Pull every line containing the word "member" from the records.
============================================================
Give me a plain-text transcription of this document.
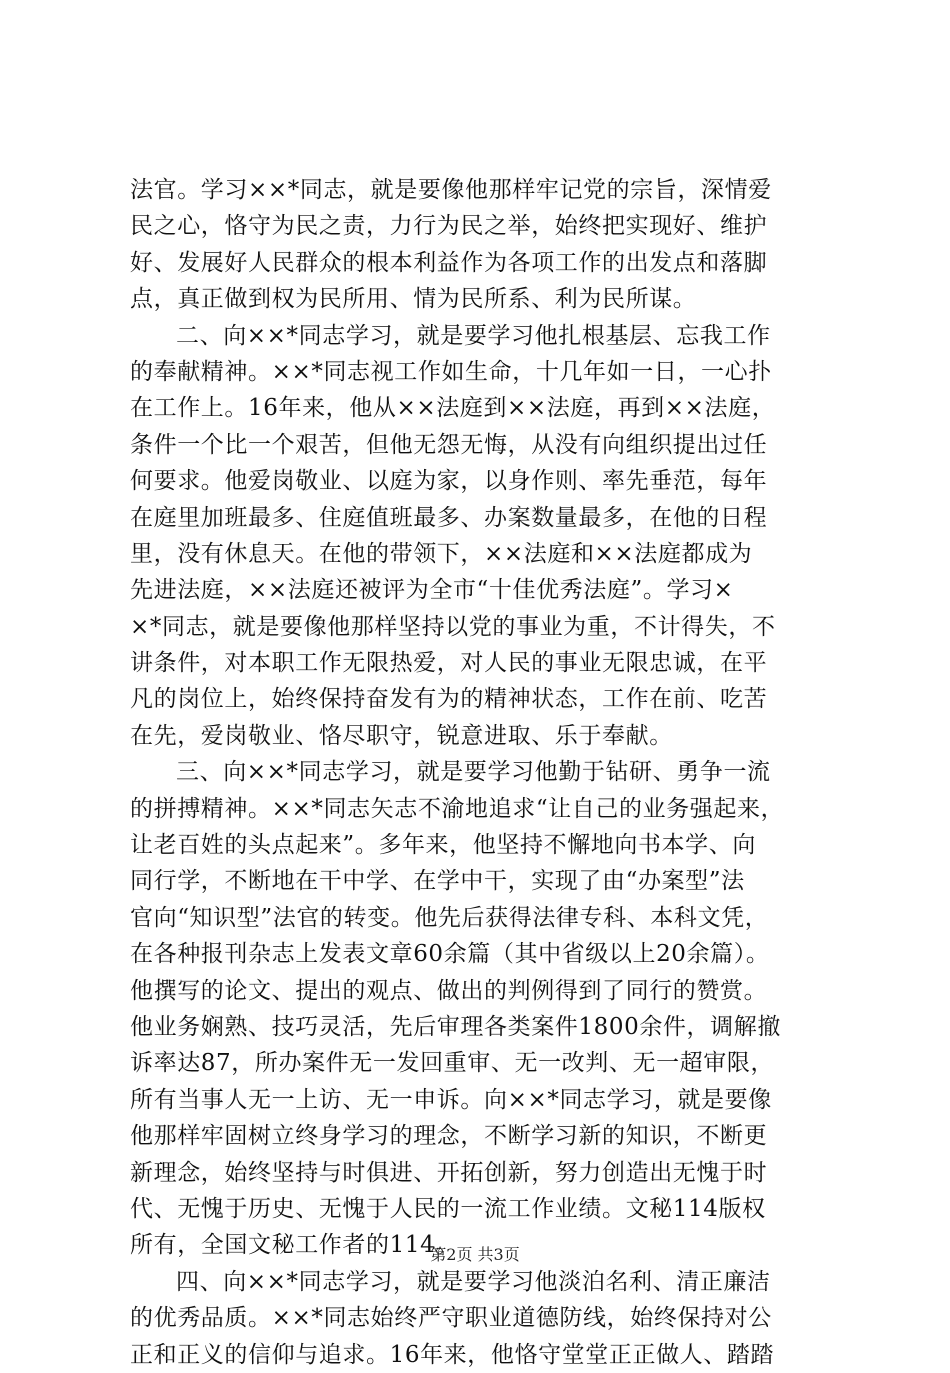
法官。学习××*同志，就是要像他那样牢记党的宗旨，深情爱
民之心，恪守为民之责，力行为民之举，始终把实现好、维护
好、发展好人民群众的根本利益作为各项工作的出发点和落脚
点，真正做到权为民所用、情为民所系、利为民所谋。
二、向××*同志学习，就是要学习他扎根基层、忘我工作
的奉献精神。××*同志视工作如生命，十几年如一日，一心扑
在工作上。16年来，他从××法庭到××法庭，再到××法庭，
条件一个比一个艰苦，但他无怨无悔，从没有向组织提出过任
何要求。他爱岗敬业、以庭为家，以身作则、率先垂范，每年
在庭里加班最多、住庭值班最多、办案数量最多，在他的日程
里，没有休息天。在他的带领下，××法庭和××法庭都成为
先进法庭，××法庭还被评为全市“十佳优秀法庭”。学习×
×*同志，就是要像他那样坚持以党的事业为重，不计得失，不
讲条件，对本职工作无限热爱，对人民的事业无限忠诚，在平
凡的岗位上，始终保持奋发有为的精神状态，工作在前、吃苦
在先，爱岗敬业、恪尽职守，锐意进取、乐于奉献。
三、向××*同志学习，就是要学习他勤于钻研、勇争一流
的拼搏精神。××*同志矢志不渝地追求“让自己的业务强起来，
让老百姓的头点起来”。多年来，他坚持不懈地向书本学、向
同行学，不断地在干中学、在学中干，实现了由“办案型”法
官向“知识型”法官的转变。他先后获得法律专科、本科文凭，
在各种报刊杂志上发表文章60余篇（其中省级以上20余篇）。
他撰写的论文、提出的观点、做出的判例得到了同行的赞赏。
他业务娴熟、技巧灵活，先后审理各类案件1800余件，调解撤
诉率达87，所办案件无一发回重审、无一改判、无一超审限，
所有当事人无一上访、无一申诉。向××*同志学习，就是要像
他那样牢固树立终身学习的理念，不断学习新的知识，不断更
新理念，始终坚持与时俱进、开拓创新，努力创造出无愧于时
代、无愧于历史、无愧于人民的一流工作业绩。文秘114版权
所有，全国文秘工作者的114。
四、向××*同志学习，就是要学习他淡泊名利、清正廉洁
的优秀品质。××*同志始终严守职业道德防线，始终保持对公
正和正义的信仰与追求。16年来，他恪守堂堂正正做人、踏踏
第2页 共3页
============================================================
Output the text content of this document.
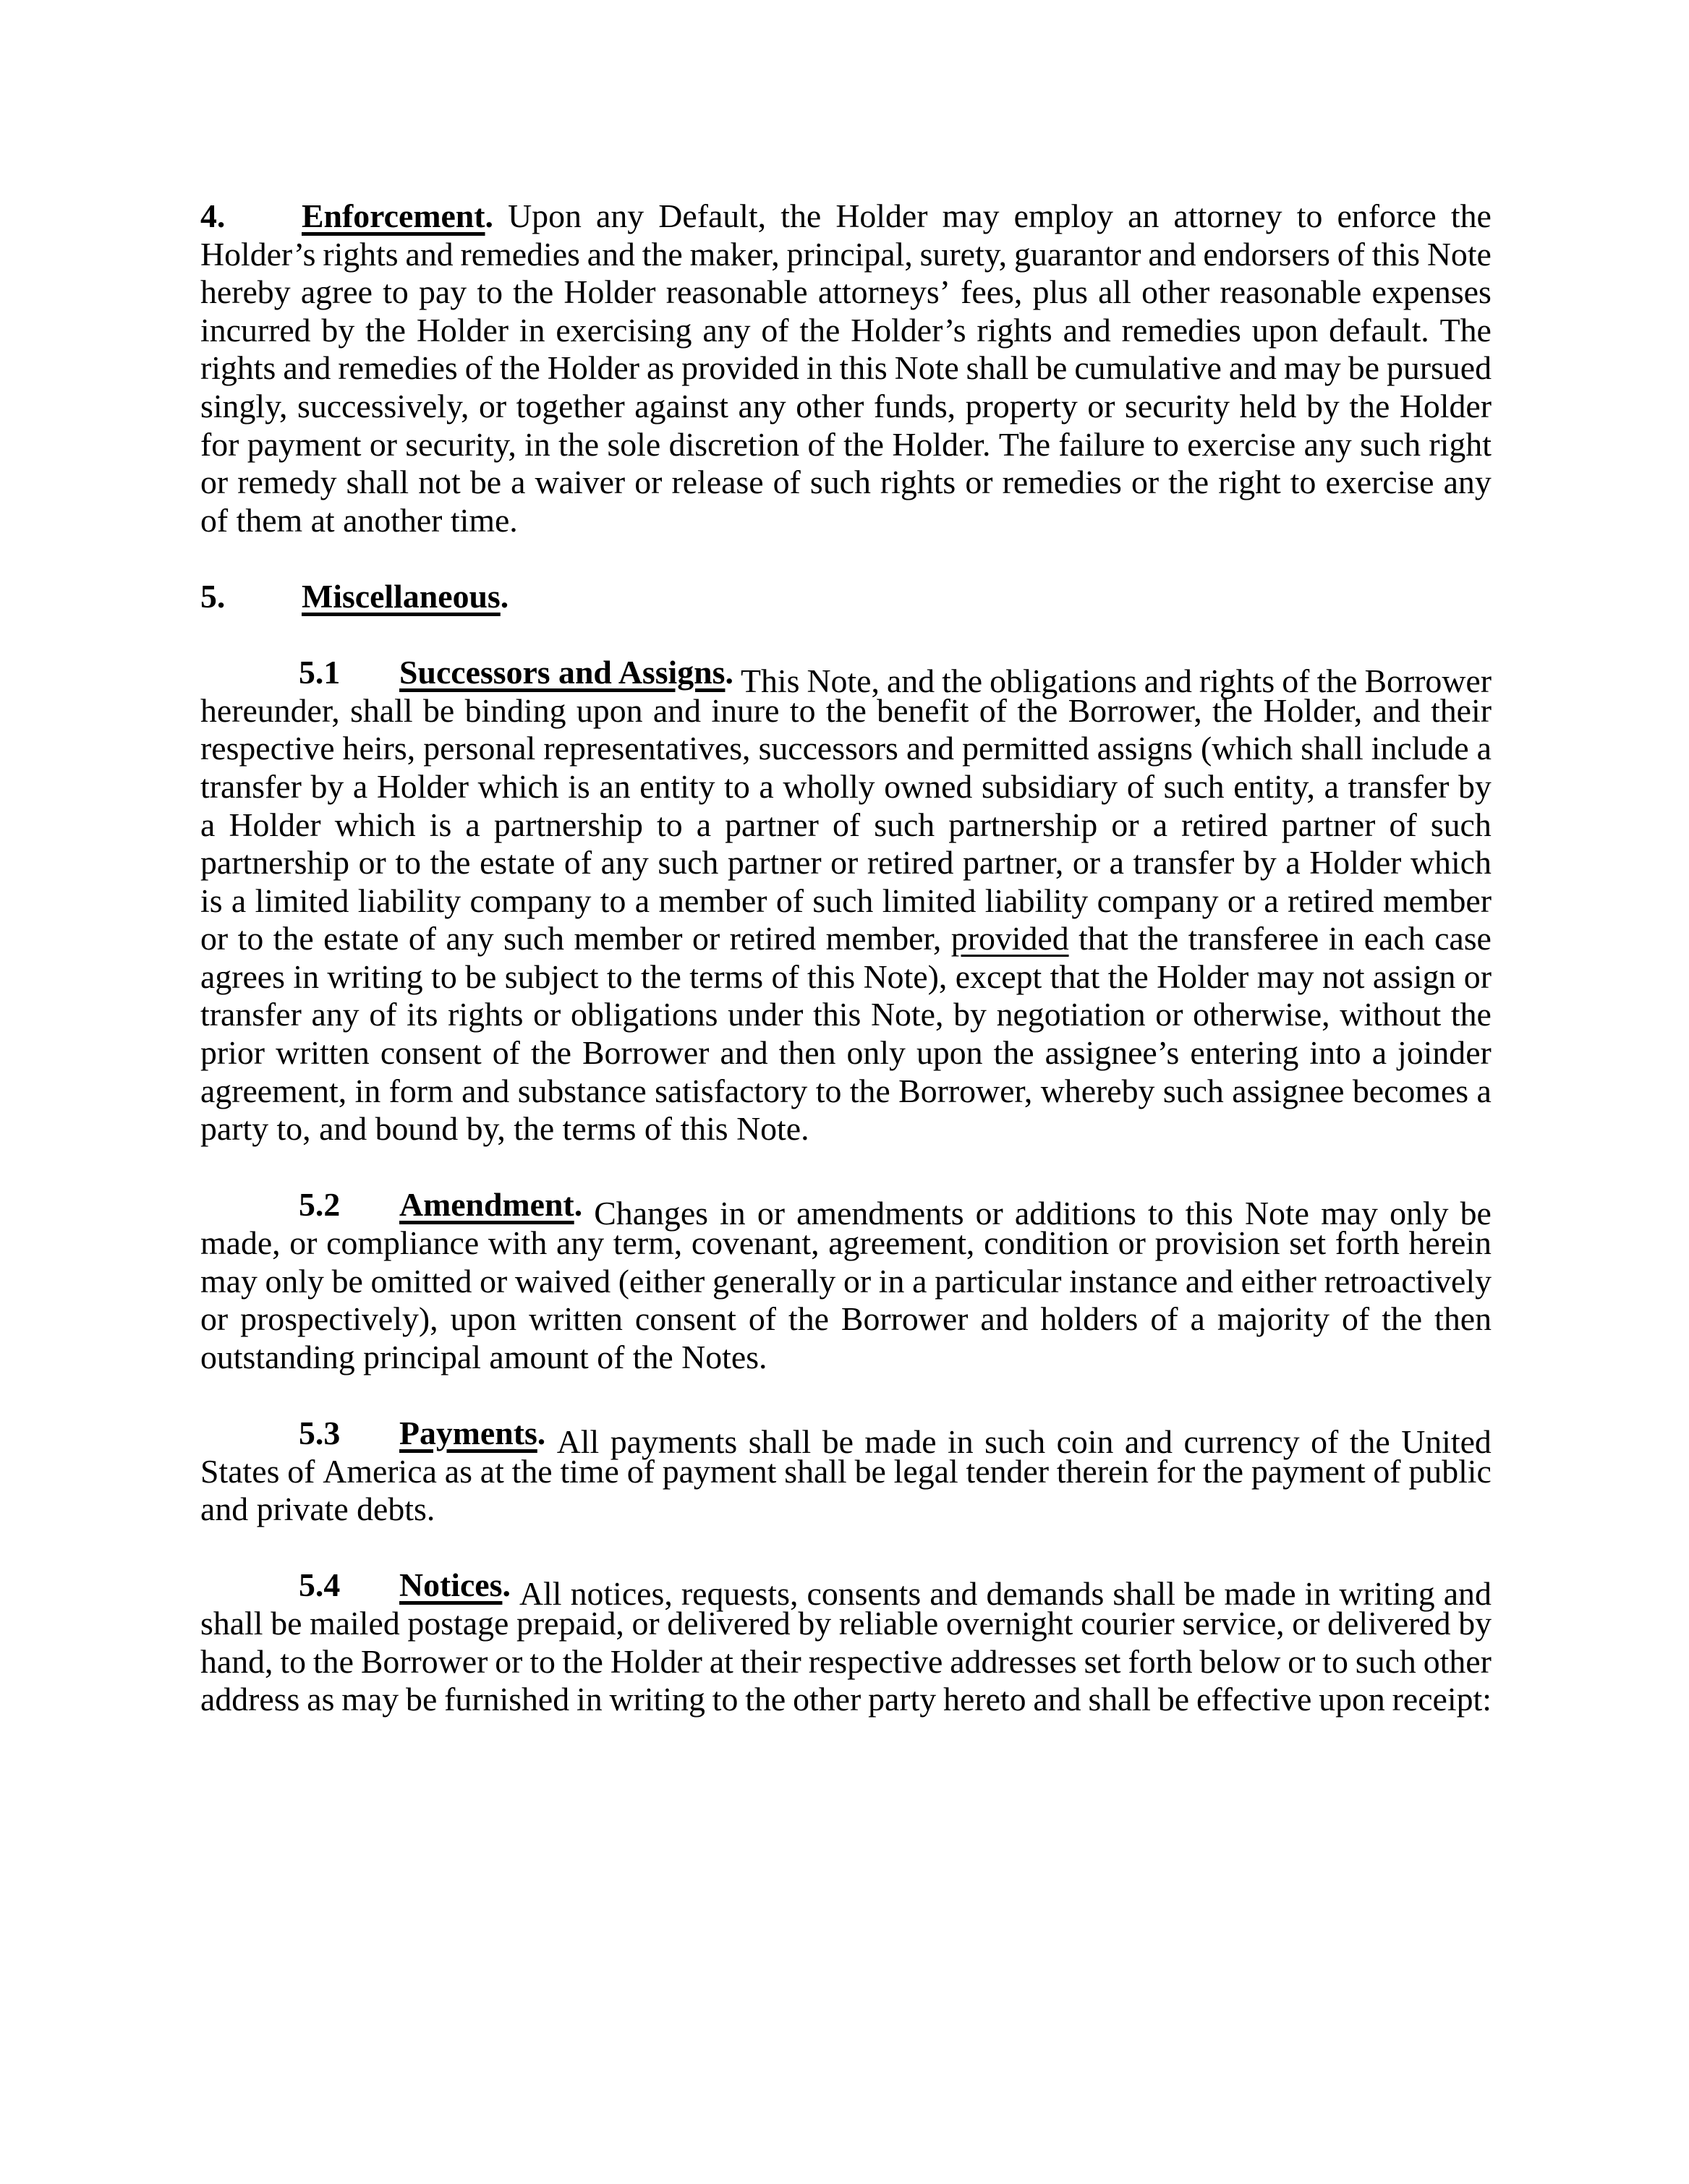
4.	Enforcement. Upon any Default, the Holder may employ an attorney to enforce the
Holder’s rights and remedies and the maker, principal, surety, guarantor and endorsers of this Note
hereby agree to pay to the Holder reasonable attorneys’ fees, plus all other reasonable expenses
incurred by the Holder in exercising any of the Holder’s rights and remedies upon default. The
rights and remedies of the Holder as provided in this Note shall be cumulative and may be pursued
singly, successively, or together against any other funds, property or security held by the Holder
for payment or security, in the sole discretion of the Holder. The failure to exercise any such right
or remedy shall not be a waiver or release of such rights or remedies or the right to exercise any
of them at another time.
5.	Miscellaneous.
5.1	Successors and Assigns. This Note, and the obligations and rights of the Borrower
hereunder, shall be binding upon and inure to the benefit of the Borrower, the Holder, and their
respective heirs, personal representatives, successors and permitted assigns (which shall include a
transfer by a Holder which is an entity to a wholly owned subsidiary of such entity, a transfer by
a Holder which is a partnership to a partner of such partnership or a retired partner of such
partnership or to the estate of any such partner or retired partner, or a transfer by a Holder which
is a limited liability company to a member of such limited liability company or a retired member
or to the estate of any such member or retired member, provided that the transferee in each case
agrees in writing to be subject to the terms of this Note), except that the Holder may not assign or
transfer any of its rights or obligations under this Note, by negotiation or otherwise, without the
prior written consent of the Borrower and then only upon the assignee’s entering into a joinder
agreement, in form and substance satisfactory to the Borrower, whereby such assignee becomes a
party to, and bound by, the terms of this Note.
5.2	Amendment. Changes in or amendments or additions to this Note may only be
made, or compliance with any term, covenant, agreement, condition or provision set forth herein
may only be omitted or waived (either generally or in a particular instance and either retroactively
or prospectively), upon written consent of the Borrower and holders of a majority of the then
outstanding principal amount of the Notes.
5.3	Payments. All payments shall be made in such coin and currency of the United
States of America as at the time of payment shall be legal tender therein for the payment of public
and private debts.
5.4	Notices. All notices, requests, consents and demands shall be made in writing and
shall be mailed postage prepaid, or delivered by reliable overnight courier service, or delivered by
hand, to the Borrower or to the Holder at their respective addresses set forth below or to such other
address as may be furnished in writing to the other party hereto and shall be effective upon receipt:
============================================================
(EXERCISE RESPONSE):
is a limited liability company to a member of such limited liability company or a retired member
or to the estate of any such member or retired member, provided that the transferee in each case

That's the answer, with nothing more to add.